* Entries provided
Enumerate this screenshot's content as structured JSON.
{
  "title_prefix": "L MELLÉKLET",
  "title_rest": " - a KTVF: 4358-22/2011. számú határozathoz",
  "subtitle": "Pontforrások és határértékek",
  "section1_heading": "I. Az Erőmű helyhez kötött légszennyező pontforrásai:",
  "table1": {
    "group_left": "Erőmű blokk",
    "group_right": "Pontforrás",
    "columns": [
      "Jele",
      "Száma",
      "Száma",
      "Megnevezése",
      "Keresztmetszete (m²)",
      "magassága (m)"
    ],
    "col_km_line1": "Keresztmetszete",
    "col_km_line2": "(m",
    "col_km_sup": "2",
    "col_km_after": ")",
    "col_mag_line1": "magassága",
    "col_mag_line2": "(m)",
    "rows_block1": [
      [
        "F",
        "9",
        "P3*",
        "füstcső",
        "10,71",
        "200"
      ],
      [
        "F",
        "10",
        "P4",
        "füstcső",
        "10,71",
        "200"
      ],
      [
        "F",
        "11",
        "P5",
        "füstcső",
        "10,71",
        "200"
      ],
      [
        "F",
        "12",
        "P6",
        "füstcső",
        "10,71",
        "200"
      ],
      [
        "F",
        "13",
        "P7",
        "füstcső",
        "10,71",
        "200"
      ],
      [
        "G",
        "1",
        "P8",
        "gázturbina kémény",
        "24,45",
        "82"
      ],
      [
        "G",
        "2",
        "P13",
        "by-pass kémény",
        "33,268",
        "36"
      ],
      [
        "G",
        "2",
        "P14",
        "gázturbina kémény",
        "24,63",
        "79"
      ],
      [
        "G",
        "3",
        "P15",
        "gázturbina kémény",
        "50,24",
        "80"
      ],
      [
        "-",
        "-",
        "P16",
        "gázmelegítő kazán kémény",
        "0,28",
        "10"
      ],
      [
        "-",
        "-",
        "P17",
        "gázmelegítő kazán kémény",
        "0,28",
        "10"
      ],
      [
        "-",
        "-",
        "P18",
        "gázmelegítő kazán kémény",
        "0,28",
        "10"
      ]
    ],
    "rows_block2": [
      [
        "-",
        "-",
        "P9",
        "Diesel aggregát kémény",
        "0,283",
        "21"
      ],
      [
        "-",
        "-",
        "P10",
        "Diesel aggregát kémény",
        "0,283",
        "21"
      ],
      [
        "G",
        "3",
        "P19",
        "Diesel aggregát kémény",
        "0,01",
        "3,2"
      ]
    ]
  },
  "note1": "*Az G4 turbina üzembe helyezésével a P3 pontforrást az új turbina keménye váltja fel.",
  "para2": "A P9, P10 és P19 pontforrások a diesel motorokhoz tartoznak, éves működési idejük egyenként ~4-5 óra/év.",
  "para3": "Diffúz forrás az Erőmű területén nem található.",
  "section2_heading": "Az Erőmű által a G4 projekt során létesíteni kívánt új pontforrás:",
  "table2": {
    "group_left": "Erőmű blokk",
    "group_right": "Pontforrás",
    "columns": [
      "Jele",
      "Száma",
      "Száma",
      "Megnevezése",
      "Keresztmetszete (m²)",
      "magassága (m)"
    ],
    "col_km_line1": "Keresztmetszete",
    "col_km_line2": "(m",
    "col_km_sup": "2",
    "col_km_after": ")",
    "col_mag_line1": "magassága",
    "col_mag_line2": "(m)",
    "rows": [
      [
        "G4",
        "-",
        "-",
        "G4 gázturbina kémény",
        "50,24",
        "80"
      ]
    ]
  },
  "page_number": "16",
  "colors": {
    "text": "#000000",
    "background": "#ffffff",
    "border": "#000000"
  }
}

* The task
Output the data above exactly, please, line for line.

* Response for this exercise
Enumerate this screenshot's content as structured JSON.
{
  "title_prefix": "L MELLÉKLET",
  "title_rest": " - a KTVF: 4358-22/2011. számú határozathoz",
  "subtitle": "Pontforrások és határértékek",
  "section1_heading": "I. Az Erőmű helyhez kötött légszennyező pontforrásai:",
  "table1": {
    "group_left": "Erőmű blokk",
    "group_right": "Pontforrás",
    "columns": [
      "Jele",
      "Száma",
      "Száma",
      "Megnevezése",
      "Keresztmetszete (m²)",
      "magassága (m)"
    ],
    "col_km_line1": "Keresztmetszete",
    "col_km_line2": "(m",
    "col_km_sup": "2",
    "col_km_after": ")",
    "col_mag_line1": "magassága",
    "col_mag_line2": "(m)",
    "rows_block1": [
      [
        "F",
        "9",
        "P3*",
        "füstcső",
        "10,71",
        "200"
      ],
      [
        "F",
        "10",
        "P4",
        "füstcső",
        "10,71",
        "200"
      ],
      [
        "F",
        "11",
        "P5",
        "füstcső",
        "10,71",
        "200"
      ],
      [
        "F",
        "12",
        "P6",
        "füstcső",
        "10,71",
        "200"
      ],
      [
        "F",
        "13",
        "P7",
        "füstcső",
        "10,71",
        "200"
      ],
      [
        "G",
        "1",
        "P8",
        "gázturbina kémény",
        "24,45",
        "82"
      ],
      [
        "G",
        "2",
        "P13",
        "by-pass kémény",
        "33,268",
        "36"
      ],
      [
        "G",
        "2",
        "P14",
        "gázturbina kémény",
        "24,63",
        "79"
      ],
      [
        "G",
        "3",
        "P15",
        "gázturbina kémény",
        "50,24",
        "80"
      ],
      [
        "-",
        "-",
        "P16",
        "gázmelegítő kazán kémény",
        "0,28",
        "10"
      ],
      [
        "-",
        "-",
        "P17",
        "gázmelegítő kazán kémény",
        "0,28",
        "10"
      ],
      [
        "-",
        "-",
        "P18",
        "gázmelegítő kazán kémény",
        "0,28",
        "10"
      ]
    ],
    "rows_block2": [
      [
        "-",
        "-",
        "P9",
        "Diesel aggregát kémény",
        "0,283",
        "21"
      ],
      [
        "-",
        "-",
        "P10",
        "Diesel aggregát kémény",
        "0,283",
        "21"
      ],
      [
        "G",
        "3",
        "P19",
        "Diesel aggregát kémény",
        "0,01",
        "3,2"
      ]
    ]
  },
  "note1": "*Az G4 turbina üzembe helyezésével a P3 pontforrást az új turbina keménye váltja fel.",
  "para2": "A P9, P10 és P19 pontforrások a diesel motorokhoz tartoznak, éves működési idejük egyenként ~4-5 óra/év.",
  "para3": "Diffúz forrás az Erőmű területén nem található.",
  "section2_heading": "Az Erőmű által a G4 projekt során létesíteni kívánt új pontforrás:",
  "table2": {
    "group_left": "Erőmű blokk",
    "group_right": "Pontforrás",
    "columns": [
      "Jele",
      "Száma",
      "Száma",
      "Megnevezése",
      "Keresztmetszete (m²)",
      "magassága (m)"
    ],
    "col_km_line1": "Keresztmetszete",
    "col_km_line2": "(m",
    "col_km_sup": "2",
    "col_km_after": ")",
    "col_mag_line1": "magassága",
    "col_mag_line2": "(m)",
    "rows": [
      [
        "G4",
        "-",
        "-",
        "G4 gázturbina kémény",
        "50,24",
        "80"
      ]
    ]
  },
  "page_number": "16",
  "colors": {
    "text": "#000000",
    "background": "#ffffff",
    "border": "#000000"
  }
}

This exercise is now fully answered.